* _Set task_:
With the images removed, repeat the data below exactly.

(Dataset items)

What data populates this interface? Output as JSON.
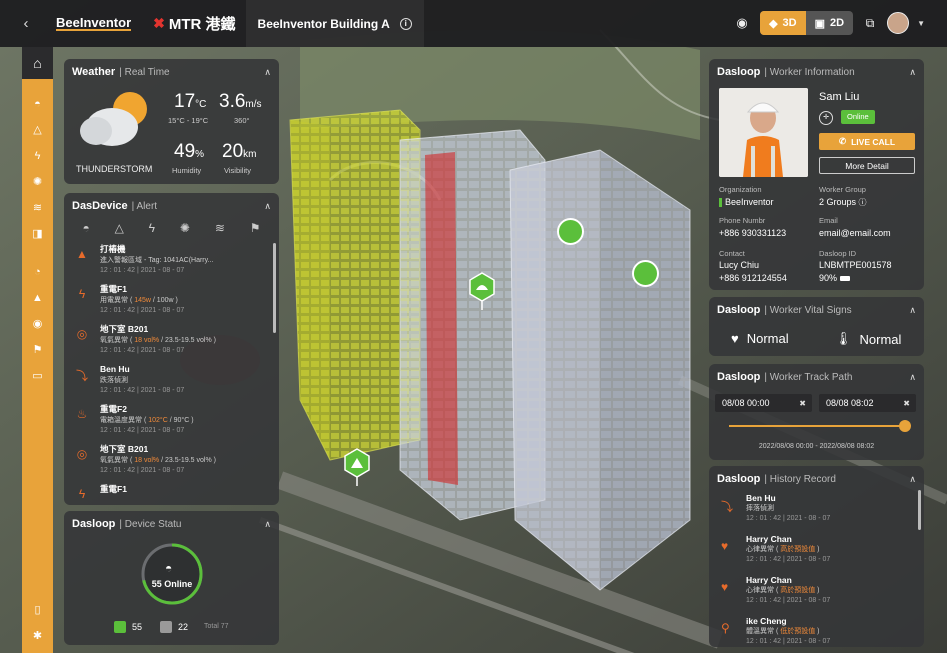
{
  "topbar": {
    "back_icon": "chevron-left-icon",
    "logo_text": "BeeInventor",
    "partner_logo": "MTR 港鐵",
    "site_name": "BeeInventor Building A",
    "view_3d": "3D",
    "view_2d": "2D",
    "active_view": "3D"
  },
  "rail": {
    "items": [
      "home-icon",
      "helmet-icon",
      "gas-icon",
      "power-icon",
      "sensor-icon",
      "airflow-icon",
      "camera-icon",
      "pie-icon",
      "alert-icon",
      "broadcast-icon",
      "flag-icon",
      "document-icon"
    ],
    "bottom": [
      "book-icon",
      "settings-icon"
    ]
  },
  "weather": {
    "title": "Weather",
    "subtitle": "Real Time",
    "temp": "17",
    "temp_unit": "°C",
    "temp_range": "15°C - 19°C",
    "wind": "3.6",
    "wind_unit": "m/s",
    "wind_dir": "360°",
    "condition": "THUNDERSTORM",
    "humidity": "49",
    "humidity_unit": "%",
    "humidity_label": "Humidity",
    "visibility": "20",
    "visibility_unit": "km",
    "visibility_label": "Visibility"
  },
  "dasdevice": {
    "title": "DasDevice",
    "subtitle": "Alert",
    "filters": [
      "helmet-icon",
      "gas-icon",
      "power-icon",
      "sensor-icon",
      "airflow-icon",
      "flag-icon"
    ],
    "alerts": [
      {
        "name": "打樁機",
        "desc": "進入警報區域 - Tag: 1041AC(Harry...",
        "hl": "",
        "desc_after": "",
        "time": "12 : 01 : 42  |  2021 - 08 - 07",
        "icon": "beacon-icon"
      },
      {
        "name": "重電F1",
        "desc": "用電異常 ( ",
        "hl": "145w",
        "desc_after": " / 100w )",
        "time": "12 : 01 : 42  |  2021 - 08 - 07",
        "icon": "power-icon"
      },
      {
        "name": "地下室 B201",
        "desc": "氧氣異常 ( ",
        "hl": "18 vol%",
        "desc_after": " / 23.5-19.5 vol% )",
        "time": "12 : 01 : 42  |  2021 - 08 - 07",
        "icon": "oxygen-icon"
      },
      {
        "name": "Ben Hu",
        "desc": "跌落偵測",
        "hl": "",
        "desc_after": "",
        "time": "12 : 01 : 42  |  2021 - 08 - 07",
        "icon": "fall-icon"
      },
      {
        "name": "重電F2",
        "desc": "電箱溫度異常 ( ",
        "hl": "102°C",
        "desc_after": " / 90°C )",
        "time": "12 : 01 : 42  |  2021 - 08 - 07",
        "icon": "temperature-icon"
      },
      {
        "name": "地下室 B201",
        "desc": "氧氣異常 ( ",
        "hl": "18 vol%",
        "desc_after": " / 23.5-19.5 vol% )",
        "time": "12 : 01 : 42  |  2021 - 08 - 07",
        "icon": "oxygen-icon"
      },
      {
        "name": "重電F1",
        "desc": "",
        "hl": "",
        "desc_after": "",
        "time": "",
        "icon": "power-icon"
      }
    ]
  },
  "device_status": {
    "title": "Dasloop",
    "subtitle": "Device Statu",
    "online_label": "55 Online",
    "online_count": "55",
    "offline_count": "22",
    "total": "Total 77",
    "online_fraction": 0.714
  },
  "worker": {
    "title": "Dasloop",
    "subtitle": "Worker Information",
    "name": "Sam Liu",
    "status": "Online",
    "live_call": "LIVE CALL",
    "more_detail": "More Detail",
    "org_label": "Organization",
    "org": "BeeInventor",
    "group_label": "Worker Group",
    "group": "2 Groups",
    "phone_label": "Phone Numbr",
    "phone": "+886 930331123",
    "email_label": "Email",
    "email": "email@email.com",
    "contact_label": "Contact",
    "contact_name": "Lucy Chiu",
    "contact_phone": "+886 912124554",
    "dasloop_id_label": "Dasloop ID",
    "dasloop_id": "LNBMTPE001578",
    "battery": "90%"
  },
  "vitals": {
    "title": "Dasloop",
    "subtitle": "Worker Vital Signs",
    "heart": "Normal",
    "temperature": "Normal"
  },
  "track": {
    "title": "Dasloop",
    "subtitle": "Worker Track Path",
    "start": "08/08 00:00",
    "end": "08/08 08:02",
    "range": "2022/08/08 00:00 - 2022/08/08 08:02",
    "slider_fraction": 1.0
  },
  "history": {
    "title": "Dasloop",
    "subtitle": "History Record",
    "records": [
      {
        "name": "Ben Hu",
        "desc": "摔落偵測",
        "hl": "",
        "desc_after": "",
        "time": "12 : 01 : 42  |  2021 - 08 - 07",
        "icon": "fall-icon"
      },
      {
        "name": "Harry Chan",
        "desc": "心律異常 ( ",
        "hl": "高於預設值",
        "desc_after": " )",
        "time": "12 : 01 : 42  |  2021 - 08 - 07",
        "icon": "heart-icon"
      },
      {
        "name": "Harry Chan",
        "desc": "心律異常 ( ",
        "hl": "高於預設值",
        "desc_after": " )",
        "time": "12 : 01 : 42  |  2021 - 08 - 07",
        "icon": "heart-icon"
      },
      {
        "name": "ike Cheng",
        "desc": "體溫異常 ( ",
        "hl": "低於預設值",
        "desc_after": " )",
        "time": "12 : 01 : 42  |  2021 - 08 - 07",
        "icon": "thermometer-icon"
      }
    ]
  },
  "colors": {
    "accent": "#e8a33a",
    "online": "#5bbf3b",
    "alert": "#e76b2b"
  }
}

* _Answer to the task_:
What data populates this interface? Output as JSON.
{
  "topbar": {
    "back_icon": "chevron-left-icon",
    "logo_text": "BeeInventor",
    "partner_logo": "MTR 港鐵",
    "site_name": "BeeInventor Building A",
    "view_3d": "3D",
    "view_2d": "2D",
    "active_view": "3D"
  },
  "rail": {
    "items": [
      "home-icon",
      "helmet-icon",
      "gas-icon",
      "power-icon",
      "sensor-icon",
      "airflow-icon",
      "camera-icon",
      "pie-icon",
      "alert-icon",
      "broadcast-icon",
      "flag-icon",
      "document-icon"
    ],
    "bottom": [
      "book-icon",
      "settings-icon"
    ]
  },
  "weather": {
    "title": "Weather",
    "subtitle": "Real Time",
    "temp": "17",
    "temp_unit": "°C",
    "temp_range": "15°C - 19°C",
    "wind": "3.6",
    "wind_unit": "m/s",
    "wind_dir": "360°",
    "condition": "THUNDERSTORM",
    "humidity": "49",
    "humidity_unit": "%",
    "humidity_label": "Humidity",
    "visibility": "20",
    "visibility_unit": "km",
    "visibility_label": "Visibility"
  },
  "dasdevice": {
    "title": "DasDevice",
    "subtitle": "Alert",
    "filters": [
      "helmet-icon",
      "gas-icon",
      "power-icon",
      "sensor-icon",
      "airflow-icon",
      "flag-icon"
    ],
    "alerts": [
      {
        "name": "打樁機",
        "desc": "進入警報區域 - Tag: 1041AC(Harry...",
        "hl": "",
        "desc_after": "",
        "time": "12 : 01 : 42  |  2021 - 08 - 07",
        "icon": "beacon-icon"
      },
      {
        "name": "重電F1",
        "desc": "用電異常 ( ",
        "hl": "145w",
        "desc_after": " / 100w )",
        "time": "12 : 01 : 42  |  2021 - 08 - 07",
        "icon": "power-icon"
      },
      {
        "name": "地下室 B201",
        "desc": "氧氣異常 ( ",
        "hl": "18 vol%",
        "desc_after": " / 23.5-19.5 vol% )",
        "time": "12 : 01 : 42  |  2021 - 08 - 07",
        "icon": "oxygen-icon"
      },
      {
        "name": "Ben Hu",
        "desc": "跌落偵測",
        "hl": "",
        "desc_after": "",
        "time": "12 : 01 : 42  |  2021 - 08 - 07",
        "icon": "fall-icon"
      },
      {
        "name": "重電F2",
        "desc": "電箱溫度異常 ( ",
        "hl": "102°C",
        "desc_after": " / 90°C )",
        "time": "12 : 01 : 42  |  2021 - 08 - 07",
        "icon": "temperature-icon"
      },
      {
        "name": "地下室 B201",
        "desc": "氧氣異常 ( ",
        "hl": "18 vol%",
        "desc_after": " / 23.5-19.5 vol% )",
        "time": "12 : 01 : 42  |  2021 - 08 - 07",
        "icon": "oxygen-icon"
      },
      {
        "name": "重電F1",
        "desc": "",
        "hl": "",
        "desc_after": "",
        "time": "",
        "icon": "power-icon"
      }
    ]
  },
  "device_status": {
    "title": "Dasloop",
    "subtitle": "Device Statu",
    "online_label": "55 Online",
    "online_count": "55",
    "offline_count": "22",
    "total": "Total 77",
    "online_fraction": 0.714
  },
  "worker": {
    "title": "Dasloop",
    "subtitle": "Worker Information",
    "name": "Sam Liu",
    "status": "Online",
    "live_call": "LIVE CALL",
    "more_detail": "More Detail",
    "org_label": "Organization",
    "org": "BeeInventor",
    "group_label": "Worker Group",
    "group": "2 Groups",
    "phone_label": "Phone Numbr",
    "phone": "+886 930331123",
    "email_label": "Email",
    "email": "email@email.com",
    "contact_label": "Contact",
    "contact_name": "Lucy Chiu",
    "contact_phone": "+886 912124554",
    "dasloop_id_label": "Dasloop ID",
    "dasloop_id": "LNBMTPE001578",
    "battery": "90%"
  },
  "vitals": {
    "title": "Dasloop",
    "subtitle": "Worker Vital Signs",
    "heart": "Normal",
    "temperature": "Normal"
  },
  "track": {
    "title": "Dasloop",
    "subtitle": "Worker Track Path",
    "start": "08/08 00:00",
    "end": "08/08 08:02",
    "range": "2022/08/08 00:00 - 2022/08/08 08:02",
    "slider_fraction": 1.0
  },
  "history": {
    "title": "Dasloop",
    "subtitle": "History Record",
    "records": [
      {
        "name": "Ben Hu",
        "desc": "摔落偵測",
        "hl": "",
        "desc_after": "",
        "time": "12 : 01 : 42  |  2021 - 08 - 07",
        "icon": "fall-icon"
      },
      {
        "name": "Harry Chan",
        "desc": "心律異常 ( ",
        "hl": "高於預設值",
        "desc_after": " )",
        "time": "12 : 01 : 42  |  2021 - 08 - 07",
        "icon": "heart-icon"
      },
      {
        "name": "Harry Chan",
        "desc": "心律異常 ( ",
        "hl": "高於預設值",
        "desc_after": " )",
        "time": "12 : 01 : 42  |  2021 - 08 - 07",
        "icon": "heart-icon"
      },
      {
        "name": "ike Cheng",
        "desc": "體溫異常 ( ",
        "hl": "低於預設值",
        "desc_after": " )",
        "time": "12 : 01 : 42  |  2021 - 08 - 07",
        "icon": "thermometer-icon"
      }
    ]
  },
  "colors": {
    "accent": "#e8a33a",
    "online": "#5bbf3b",
    "alert": "#e76b2b"
  }
}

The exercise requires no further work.